Each entry here needs to be set down again exactly, please; pictures are left out.
— Begin Task material —
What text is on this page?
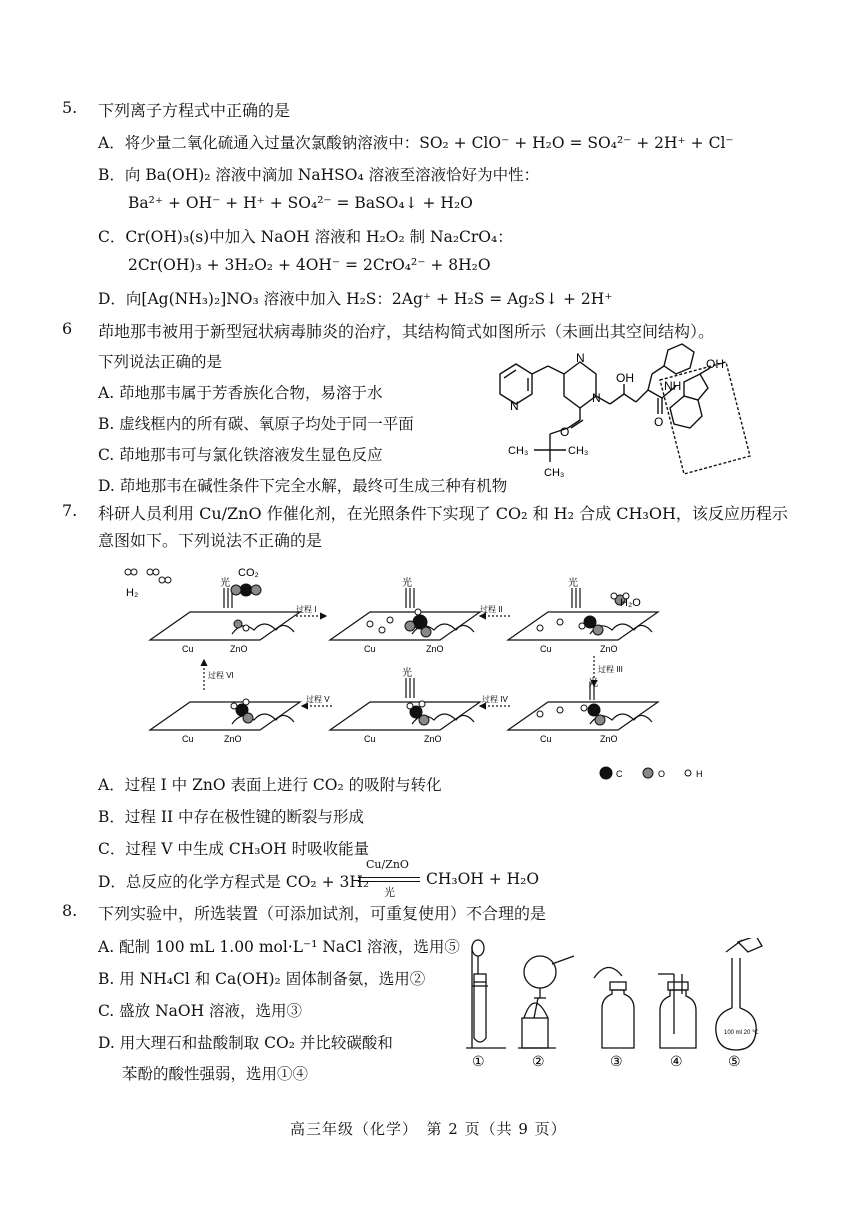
5. 下列离子方程式中正确的是
A．将少量二氧化硫通入过量次氯酸钠溶液中：SO₂ + ClO⁻ + H₂O = SO₄²⁻ + 2H⁺ + Cl⁻
B．向 Ba(OH)₂ 溶液中滴加 NaHSO₄ 溶液至溶液恰好为中性：
Ba²⁺ + OH⁻ + H⁺ + SO₄²⁻ = BaSO₄↓ + H₂O
C．Cr(OH)₃(s)中加入 NaOH 溶液和 H₂O₂ 制 Na₂CrO₄：
2Cr(OH)₃ + 3H₂O₂ + 4OH⁻ = 2CrO₄²⁻ + 8H₂O
D．向[Ag(NH₃)₂]NO₃ 溶液中加入 H₂S：2Ag⁺ + H₂S = Ag₂S↓ + 2H⁺
6 茚地那韦被用于新型冠状病毒肺炎的治疗，其结构简式如图所示（未画出其空间结构）。
下列说法正确的是
A. 茚地那韦属于芳香族化合物，易溶于水
B. 虚线框内的所有碳、氧原子均处于同一平面
C. 茚地那韦可与氯化铁溶液发生显色反应
D. 茚地那韦在碱性条件下完全水解，最终可生成三种有机物
N
N
N
OH
NH
O
OH
O
CH₃	CH₃
CH₃
7. 科研人员利用 Cu/ZnO 作催化剂，在光照条件下实现了 CO₂ 和 H₂ 合成 CH₃OH，该反应历程示
意图如下。下列说法不正确的是
H₂
CO₂
光	光	光
光
光
H₂O
Cu	ZnO	Cu	ZnO	Cu	ZnO
Cu	ZnO	Cu	ZnO	Cu	ZnO
过程 I	过程 II
过程 III
过程 IV
过程 V
过程 VI
C	O	H
A．过程 I 中 ZnO 表面上进行 CO₂ 的吸附与转化
B．过程 II 中存在极性键的断裂与形成
C．过程 V 中生成 CH₃OH 时吸收能量
D．总反应的化学方程式是 CO₂ + 3H₂
Cu/ZnO
光
CH₃OH + H₂O
8. 下列实验中，所选装置（可添加试剂，可重复使用）不合理的是
A. 配制 100 mL 1.00 mol·L⁻¹ NaCl 溶液，选用⑤
B. 用 NH₄Cl 和 Ca(OH)₂ 固体制备氨，选用②
C. 盛放 NaOH 溶液，选用③
D. 用大理石和盐酸制取 CO₂ 并比较碳酸和
苯酚的酸性强弱，选用①④
100 ml 20 ℃
①	②	③	④	⑤
高三年级（化学）　第 2 页（共 9 页）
— End Task material —
## Solution
What text is on this page?
5. 下列离子方程式中正确的是
A．将少量二氧化硫通入过量次氯酸钠溶液中：SO₂ + ClO⁻ + H₂O = SO₄²⁻ + 2H⁺ + Cl⁻
B．向 Ba(OH)₂ 溶液中滴加 NaHSO₄ 溶液至溶液恰好为中性：
Ba²⁺ + OH⁻ + H⁺ + SO₄²⁻ = BaSO₄↓ + H₂O
C．Cr(OH)₃(s)中加入 NaOH 溶液和 H₂O₂ 制 Na₂CrO₄：
2Cr(OH)₃ + 3H₂O₂ + 4OH⁻ = 2CrO₄²⁻ + 8H₂O
D．向[Ag(NH₃)₂]NO₃ 溶液中加入 H₂S：2Ag⁺ + H₂S = Ag₂S↓ + 2H⁺
6 茚地那韦被用于新型冠状病毒肺炎的治疗，其结构简式如图所示（未画出其空间结构）。
下列说法正确的是
A. 茚地那韦属于芳香族化合物，易溶于水
B. 虚线框内的所有碳、氧原子均处于同一平面
C. 茚地那韦可与氯化铁溶液发生显色反应
D. 茚地那韦在碱性条件下完全水解，最终可生成三种有机物
N
N
N
OH
NH
O
OH
O
CH₃	CH₃
CH₃
7. 科研人员利用 Cu/ZnO 作催化剂，在光照条件下实现了 CO₂ 和 H₂ 合成 CH₃OH，该反应历程示
意图如下。下列说法不正确的是
H₂
CO₂
光	光	光
光
光
H₂O
Cu	ZnO	Cu	ZnO	Cu	ZnO
Cu	ZnO	Cu	ZnO	Cu	ZnO
过程 I	过程 II
过程 III
过程 IV
过程 V
过程 VI
C	O	H
A．过程 I 中 ZnO 表面上进行 CO₂ 的吸附与转化
B．过程 II 中存在极性键的断裂与形成
C．过程 V 中生成 CH₃OH 时吸收能量
D．总反应的化学方程式是 CO₂ + 3H₂
Cu/ZnO
光
CH₃OH + H₂O
8. 下列实验中，所选装置（可添加试剂，可重复使用）不合理的是
A. 配制 100 mL 1.00 mol·L⁻¹ NaCl 溶液，选用⑤
B. 用 NH₄Cl 和 Ca(OH)₂ 固体制备氨，选用②
C. 盛放 NaOH 溶液，选用③
D. 用大理石和盐酸制取 CO₂ 并比较碳酸和
苯酚的酸性强弱，选用①④
100 ml 20 ℃
①	②	③	④	⑤
高三年级（化学）　第 2 页（共 9 页）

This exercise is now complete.